→ Task details
Omit every picture while repeating the entries exactly.

┌─ Stored rows

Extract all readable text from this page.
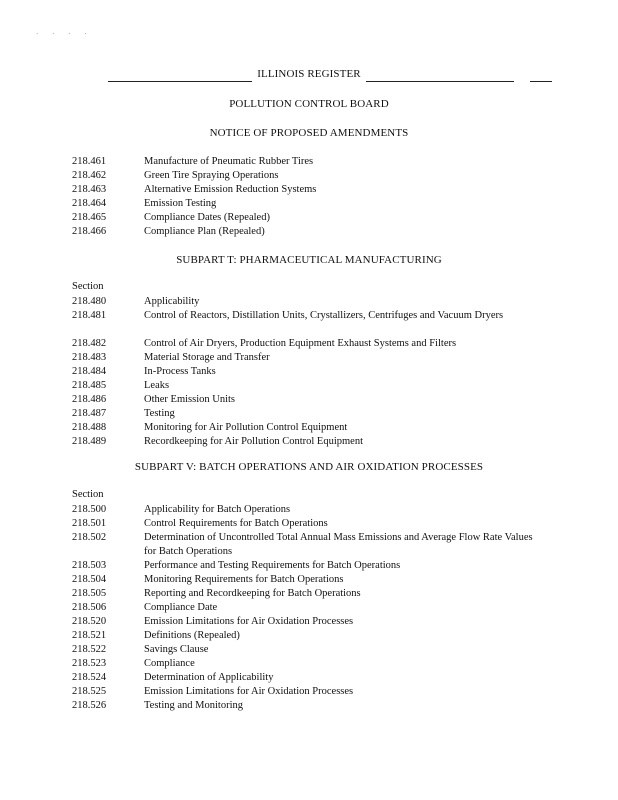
· · · ·
ILLINOIS REGISTER
POLLUTION CONTROL BOARD
NOTICE OF PROPOSED AMENDMENTS
218.461	Manufacture of Pneumatic Rubber Tires
218.462	Green Tire Spraying Operations
218.463	Alternative Emission Reduction Systems
218.464	Emission Testing
218.465	Compliance Dates (Repealed)
218.466	Compliance Plan (Repealed)
SUBPART T: PHARMACEUTICAL MANUFACTURING
Section
218.480	Applicability
218.481	Control of Reactors, Distillation Units, Crystallizers, Centrifuges and Vacuum Dryers
218.482	Control of Air Dryers, Production Equipment Exhaust Systems and Filters
218.483	Material Storage and Transfer
218.484	In-Process Tanks
218.485	Leaks
218.486	Other Emission Units
218.487	Testing
218.488	Monitoring for Air Pollution Control Equipment
218.489	Recordkeeping for Air Pollution Control Equipment
SUBPART V: BATCH OPERATIONS AND AIR OXIDATION PROCESSES
Section
218.500	Applicability for Batch Operations
218.501	Control Requirements for Batch Operations
218.502	Determination of Uncontrolled Total Annual Mass Emissions and Average Flow Rate Values for Batch Operations
218.503	Performance and Testing Requirements for Batch Operations
218.504	Monitoring Requirements for Batch Operations
218.505	Reporting and Recordkeeping for Batch Operations
218.506	Compliance Date
218.520	Emission Limitations for Air Oxidation Processes
218.521	Definitions (Repealed)
218.522	Savings Clause
218.523	Compliance
218.524	Determination of Applicability
218.525	Emission Limitations for Air Oxidation Processes
218.526	Testing and Monitoring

└─

→ Result
Extract all readable text from this page.
· · · ·
ILLINOIS REGISTER
POLLUTION CONTROL BOARD
NOTICE OF PROPOSED AMENDMENTS
218.461	Manufacture of Pneumatic Rubber Tires
218.462	Green Tire Spraying Operations
218.463	Alternative Emission Reduction Systems
218.464	Emission Testing
218.465	Compliance Dates (Repealed)
218.466	Compliance Plan (Repealed)
SUBPART T: PHARMACEUTICAL MANUFACTURING
Section
218.480	Applicability
218.481	Control of Reactors, Distillation Units, Crystallizers, Centrifuges and Vacuum Dryers
218.482	Control of Air Dryers, Production Equipment Exhaust Systems and Filters
218.483	Material Storage and Transfer
218.484	In-Process Tanks
218.485	Leaks
218.486	Other Emission Units
218.487	Testing
218.488	Monitoring for Air Pollution Control Equipment
218.489	Recordkeeping for Air Pollution Control Equipment
SUBPART V: BATCH OPERATIONS AND AIR OXIDATION PROCESSES
Section
218.500	Applicability for Batch Operations
218.501	Control Requirements for Batch Operations
218.502	Determination of Uncontrolled Total Annual Mass Emissions and Average Flow Rate Values for Batch Operations
218.503	Performance and Testing Requirements for Batch Operations
218.504	Monitoring Requirements for Batch Operations
218.505	Reporting and Recordkeeping for Batch Operations
218.506	Compliance Date
218.520	Emission Limitations for Air Oxidation Processes
218.521	Definitions (Repealed)
218.522	Savings Clause
218.523	Compliance
218.524	Determination of Applicability
218.525	Emission Limitations for Air Oxidation Processes
218.526	Testing and Monitoring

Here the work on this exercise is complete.